• The exercise: Work through the data below and give the number of lines holding "motor", nothing more.

## Start Source records

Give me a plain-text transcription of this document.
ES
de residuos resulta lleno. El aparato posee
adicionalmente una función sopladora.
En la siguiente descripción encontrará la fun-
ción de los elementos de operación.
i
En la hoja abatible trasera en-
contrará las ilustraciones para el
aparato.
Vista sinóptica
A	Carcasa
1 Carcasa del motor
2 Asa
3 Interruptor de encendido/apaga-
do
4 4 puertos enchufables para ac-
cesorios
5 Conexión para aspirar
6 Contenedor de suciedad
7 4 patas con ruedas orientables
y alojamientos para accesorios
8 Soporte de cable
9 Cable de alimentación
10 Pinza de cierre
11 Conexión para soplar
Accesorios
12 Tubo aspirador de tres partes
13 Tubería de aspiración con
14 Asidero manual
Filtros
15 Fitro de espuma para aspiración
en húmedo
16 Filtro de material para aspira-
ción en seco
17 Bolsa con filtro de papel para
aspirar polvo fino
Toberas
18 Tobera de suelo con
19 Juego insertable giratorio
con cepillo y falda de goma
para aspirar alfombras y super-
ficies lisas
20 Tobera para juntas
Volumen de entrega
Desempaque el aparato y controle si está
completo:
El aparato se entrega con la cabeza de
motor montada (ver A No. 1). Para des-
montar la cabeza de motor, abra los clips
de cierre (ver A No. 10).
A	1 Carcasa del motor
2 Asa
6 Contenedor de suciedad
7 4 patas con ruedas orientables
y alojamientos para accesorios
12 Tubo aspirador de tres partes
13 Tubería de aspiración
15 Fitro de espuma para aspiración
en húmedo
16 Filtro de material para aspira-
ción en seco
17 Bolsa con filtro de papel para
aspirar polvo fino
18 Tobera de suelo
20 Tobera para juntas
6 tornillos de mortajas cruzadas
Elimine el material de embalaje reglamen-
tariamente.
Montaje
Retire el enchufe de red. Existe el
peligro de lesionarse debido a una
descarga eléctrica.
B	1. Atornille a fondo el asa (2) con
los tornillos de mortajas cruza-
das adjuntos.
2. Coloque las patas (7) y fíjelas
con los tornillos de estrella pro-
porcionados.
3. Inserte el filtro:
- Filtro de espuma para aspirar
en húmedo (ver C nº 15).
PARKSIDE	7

## End Source records

• Task solution: 4